■ **Your goal**
Without the images, write out all of the following entries exactly.

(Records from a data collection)

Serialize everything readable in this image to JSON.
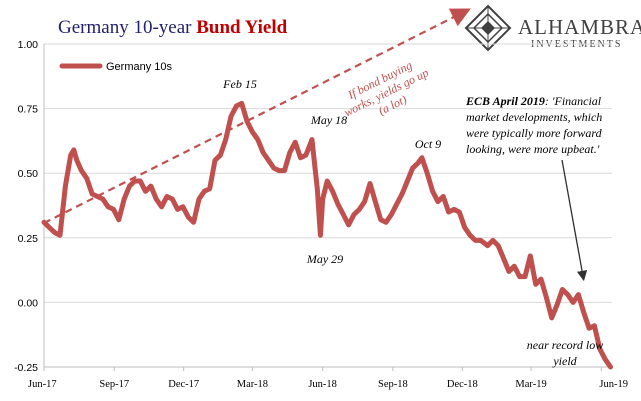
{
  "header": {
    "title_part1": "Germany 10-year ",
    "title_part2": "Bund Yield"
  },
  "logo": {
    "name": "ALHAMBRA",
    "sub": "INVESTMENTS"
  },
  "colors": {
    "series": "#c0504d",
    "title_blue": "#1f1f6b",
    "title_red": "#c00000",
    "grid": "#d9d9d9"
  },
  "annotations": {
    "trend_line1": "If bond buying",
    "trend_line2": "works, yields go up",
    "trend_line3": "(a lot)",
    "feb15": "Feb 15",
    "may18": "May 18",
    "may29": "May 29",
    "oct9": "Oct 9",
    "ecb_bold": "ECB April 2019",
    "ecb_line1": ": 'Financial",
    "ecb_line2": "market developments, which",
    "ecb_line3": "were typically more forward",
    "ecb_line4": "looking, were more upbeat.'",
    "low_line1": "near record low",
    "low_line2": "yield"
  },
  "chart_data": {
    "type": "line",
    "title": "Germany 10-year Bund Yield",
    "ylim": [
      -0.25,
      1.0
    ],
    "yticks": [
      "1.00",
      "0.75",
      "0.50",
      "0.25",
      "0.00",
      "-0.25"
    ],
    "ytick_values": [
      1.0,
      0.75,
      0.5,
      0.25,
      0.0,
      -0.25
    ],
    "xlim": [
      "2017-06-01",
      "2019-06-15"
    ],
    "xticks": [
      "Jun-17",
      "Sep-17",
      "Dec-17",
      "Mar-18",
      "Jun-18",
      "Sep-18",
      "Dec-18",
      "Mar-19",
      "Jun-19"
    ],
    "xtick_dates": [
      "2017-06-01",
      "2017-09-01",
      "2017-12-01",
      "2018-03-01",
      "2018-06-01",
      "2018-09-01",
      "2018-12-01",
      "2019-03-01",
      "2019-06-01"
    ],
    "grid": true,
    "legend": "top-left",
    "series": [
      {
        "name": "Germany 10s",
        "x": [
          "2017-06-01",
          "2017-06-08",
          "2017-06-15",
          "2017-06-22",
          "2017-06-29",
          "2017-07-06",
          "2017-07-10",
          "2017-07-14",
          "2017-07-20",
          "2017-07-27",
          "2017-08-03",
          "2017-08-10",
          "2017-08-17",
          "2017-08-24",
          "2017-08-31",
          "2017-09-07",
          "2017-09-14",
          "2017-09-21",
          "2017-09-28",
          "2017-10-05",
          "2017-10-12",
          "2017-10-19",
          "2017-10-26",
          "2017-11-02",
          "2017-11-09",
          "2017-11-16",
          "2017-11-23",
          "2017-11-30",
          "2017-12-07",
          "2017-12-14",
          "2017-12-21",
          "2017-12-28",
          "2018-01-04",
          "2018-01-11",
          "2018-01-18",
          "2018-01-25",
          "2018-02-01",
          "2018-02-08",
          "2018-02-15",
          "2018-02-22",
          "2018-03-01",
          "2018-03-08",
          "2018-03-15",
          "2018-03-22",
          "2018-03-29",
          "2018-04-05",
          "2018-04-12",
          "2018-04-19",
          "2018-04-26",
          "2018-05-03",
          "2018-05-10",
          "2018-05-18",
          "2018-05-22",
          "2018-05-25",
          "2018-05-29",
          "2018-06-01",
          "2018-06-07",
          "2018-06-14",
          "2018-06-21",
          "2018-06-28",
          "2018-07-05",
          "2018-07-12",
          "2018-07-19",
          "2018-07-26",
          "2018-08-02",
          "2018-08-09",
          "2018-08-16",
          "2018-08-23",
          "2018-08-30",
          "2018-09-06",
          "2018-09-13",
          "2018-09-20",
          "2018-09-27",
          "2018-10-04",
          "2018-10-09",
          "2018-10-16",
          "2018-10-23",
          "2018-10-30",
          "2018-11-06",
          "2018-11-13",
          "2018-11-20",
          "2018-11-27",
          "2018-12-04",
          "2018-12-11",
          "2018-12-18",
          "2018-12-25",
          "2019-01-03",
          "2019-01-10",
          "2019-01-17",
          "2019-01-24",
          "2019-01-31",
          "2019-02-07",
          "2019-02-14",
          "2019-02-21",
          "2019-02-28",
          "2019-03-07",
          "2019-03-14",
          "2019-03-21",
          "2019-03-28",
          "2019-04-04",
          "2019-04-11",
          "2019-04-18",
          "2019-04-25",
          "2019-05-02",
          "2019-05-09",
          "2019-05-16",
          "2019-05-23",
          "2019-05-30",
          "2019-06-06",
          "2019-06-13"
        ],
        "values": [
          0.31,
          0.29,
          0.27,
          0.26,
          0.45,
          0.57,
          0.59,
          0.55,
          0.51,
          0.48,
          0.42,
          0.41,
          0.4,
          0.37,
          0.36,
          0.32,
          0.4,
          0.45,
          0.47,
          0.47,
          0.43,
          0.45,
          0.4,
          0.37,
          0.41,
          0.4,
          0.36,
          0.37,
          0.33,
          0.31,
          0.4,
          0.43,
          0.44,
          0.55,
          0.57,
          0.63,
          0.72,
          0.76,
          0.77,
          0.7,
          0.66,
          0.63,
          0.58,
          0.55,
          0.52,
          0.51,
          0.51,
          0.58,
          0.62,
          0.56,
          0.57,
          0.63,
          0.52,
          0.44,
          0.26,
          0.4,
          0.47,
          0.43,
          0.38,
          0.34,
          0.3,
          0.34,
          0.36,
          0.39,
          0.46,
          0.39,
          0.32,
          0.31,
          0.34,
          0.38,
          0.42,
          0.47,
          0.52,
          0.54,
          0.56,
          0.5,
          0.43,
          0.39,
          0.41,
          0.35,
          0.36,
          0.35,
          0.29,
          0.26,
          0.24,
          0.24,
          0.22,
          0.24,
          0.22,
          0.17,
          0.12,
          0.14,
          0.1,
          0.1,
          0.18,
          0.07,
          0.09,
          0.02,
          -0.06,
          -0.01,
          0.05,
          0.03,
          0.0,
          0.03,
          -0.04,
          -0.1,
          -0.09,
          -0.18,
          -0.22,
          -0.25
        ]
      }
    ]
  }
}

■ **Exercise solution**
Serialize everything readable in this image to JSON.
{
  "header": {
    "title_part1": "Germany 10-year ",
    "title_part2": "Bund Yield"
  },
  "logo": {
    "name": "ALHAMBRA",
    "sub": "INVESTMENTS"
  },
  "colors": {
    "series": "#c0504d",
    "title_blue": "#1f1f6b",
    "title_red": "#c00000",
    "grid": "#d9d9d9"
  },
  "annotations": {
    "trend_line1": "If bond buying",
    "trend_line2": "works, yields go up",
    "trend_line3": "(a lot)",
    "feb15": "Feb 15",
    "may18": "May 18",
    "may29": "May 29",
    "oct9": "Oct 9",
    "ecb_bold": "ECB April 2019",
    "ecb_line1": ": 'Financial",
    "ecb_line2": "market developments, which",
    "ecb_line3": "were typically more forward",
    "ecb_line4": "looking, were more upbeat.'",
    "low_line1": "near record low",
    "low_line2": "yield"
  },
  "chart_data": {
    "type": "line",
    "title": "Germany 10-year Bund Yield",
    "ylim": [
      -0.25,
      1.0
    ],
    "yticks": [
      "1.00",
      "0.75",
      "0.50",
      "0.25",
      "0.00",
      "-0.25"
    ],
    "ytick_values": [
      1.0,
      0.75,
      0.5,
      0.25,
      0.0,
      -0.25
    ],
    "xlim": [
      "2017-06-01",
      "2019-06-15"
    ],
    "xticks": [
      "Jun-17",
      "Sep-17",
      "Dec-17",
      "Mar-18",
      "Jun-18",
      "Sep-18",
      "Dec-18",
      "Mar-19",
      "Jun-19"
    ],
    "xtick_dates": [
      "2017-06-01",
      "2017-09-01",
      "2017-12-01",
      "2018-03-01",
      "2018-06-01",
      "2018-09-01",
      "2018-12-01",
      "2019-03-01",
      "2019-06-01"
    ],
    "grid": true,
    "legend": "top-left",
    "series": [
      {
        "name": "Germany 10s",
        "x": [
          "2017-06-01",
          "2017-06-08",
          "2017-06-15",
          "2017-06-22",
          "2017-06-29",
          "2017-07-06",
          "2017-07-10",
          "2017-07-14",
          "2017-07-20",
          "2017-07-27",
          "2017-08-03",
          "2017-08-10",
          "2017-08-17",
          "2017-08-24",
          "2017-08-31",
          "2017-09-07",
          "2017-09-14",
          "2017-09-21",
          "2017-09-28",
          "2017-10-05",
          "2017-10-12",
          "2017-10-19",
          "2017-10-26",
          "2017-11-02",
          "2017-11-09",
          "2017-11-16",
          "2017-11-23",
          "2017-11-30",
          "2017-12-07",
          "2017-12-14",
          "2017-12-21",
          "2017-12-28",
          "2018-01-04",
          "2018-01-11",
          "2018-01-18",
          "2018-01-25",
          "2018-02-01",
          "2018-02-08",
          "2018-02-15",
          "2018-02-22",
          "2018-03-01",
          "2018-03-08",
          "2018-03-15",
          "2018-03-22",
          "2018-03-29",
          "2018-04-05",
          "2018-04-12",
          "2018-04-19",
          "2018-04-26",
          "2018-05-03",
          "2018-05-10",
          "2018-05-18",
          "2018-05-22",
          "2018-05-25",
          "2018-05-29",
          "2018-06-01",
          "2018-06-07",
          "2018-06-14",
          "2018-06-21",
          "2018-06-28",
          "2018-07-05",
          "2018-07-12",
          "2018-07-19",
          "2018-07-26",
          "2018-08-02",
          "2018-08-09",
          "2018-08-16",
          "2018-08-23",
          "2018-08-30",
          "2018-09-06",
          "2018-09-13",
          "2018-09-20",
          "2018-09-27",
          "2018-10-04",
          "2018-10-09",
          "2018-10-16",
          "2018-10-23",
          "2018-10-30",
          "2018-11-06",
          "2018-11-13",
          "2018-11-20",
          "2018-11-27",
          "2018-12-04",
          "2018-12-11",
          "2018-12-18",
          "2018-12-25",
          "2019-01-03",
          "2019-01-10",
          "2019-01-17",
          "2019-01-24",
          "2019-01-31",
          "2019-02-07",
          "2019-02-14",
          "2019-02-21",
          "2019-02-28",
          "2019-03-07",
          "2019-03-14",
          "2019-03-21",
          "2019-03-28",
          "2019-04-04",
          "2019-04-11",
          "2019-04-18",
          "2019-04-25",
          "2019-05-02",
          "2019-05-09",
          "2019-05-16",
          "2019-05-23",
          "2019-05-30",
          "2019-06-06",
          "2019-06-13"
        ],
        "values": [
          0.31,
          0.29,
          0.27,
          0.26,
          0.45,
          0.57,
          0.59,
          0.55,
          0.51,
          0.48,
          0.42,
          0.41,
          0.4,
          0.37,
          0.36,
          0.32,
          0.4,
          0.45,
          0.47,
          0.47,
          0.43,
          0.45,
          0.4,
          0.37,
          0.41,
          0.4,
          0.36,
          0.37,
          0.33,
          0.31,
          0.4,
          0.43,
          0.44,
          0.55,
          0.57,
          0.63,
          0.72,
          0.76,
          0.77,
          0.7,
          0.66,
          0.63,
          0.58,
          0.55,
          0.52,
          0.51,
          0.51,
          0.58,
          0.62,
          0.56,
          0.57,
          0.63,
          0.52,
          0.44,
          0.26,
          0.4,
          0.47,
          0.43,
          0.38,
          0.34,
          0.3,
          0.34,
          0.36,
          0.39,
          0.46,
          0.39,
          0.32,
          0.31,
          0.34,
          0.38,
          0.42,
          0.47,
          0.52,
          0.54,
          0.56,
          0.5,
          0.43,
          0.39,
          0.41,
          0.35,
          0.36,
          0.35,
          0.29,
          0.26,
          0.24,
          0.24,
          0.22,
          0.24,
          0.22,
          0.17,
          0.12,
          0.14,
          0.1,
          0.1,
          0.18,
          0.07,
          0.09,
          0.02,
          -0.06,
          -0.01,
          0.05,
          0.03,
          0.0,
          0.03,
          -0.04,
          -0.1,
          -0.09,
          -0.18,
          -0.22,
          -0.25
        ]
      }
    ]
  }
}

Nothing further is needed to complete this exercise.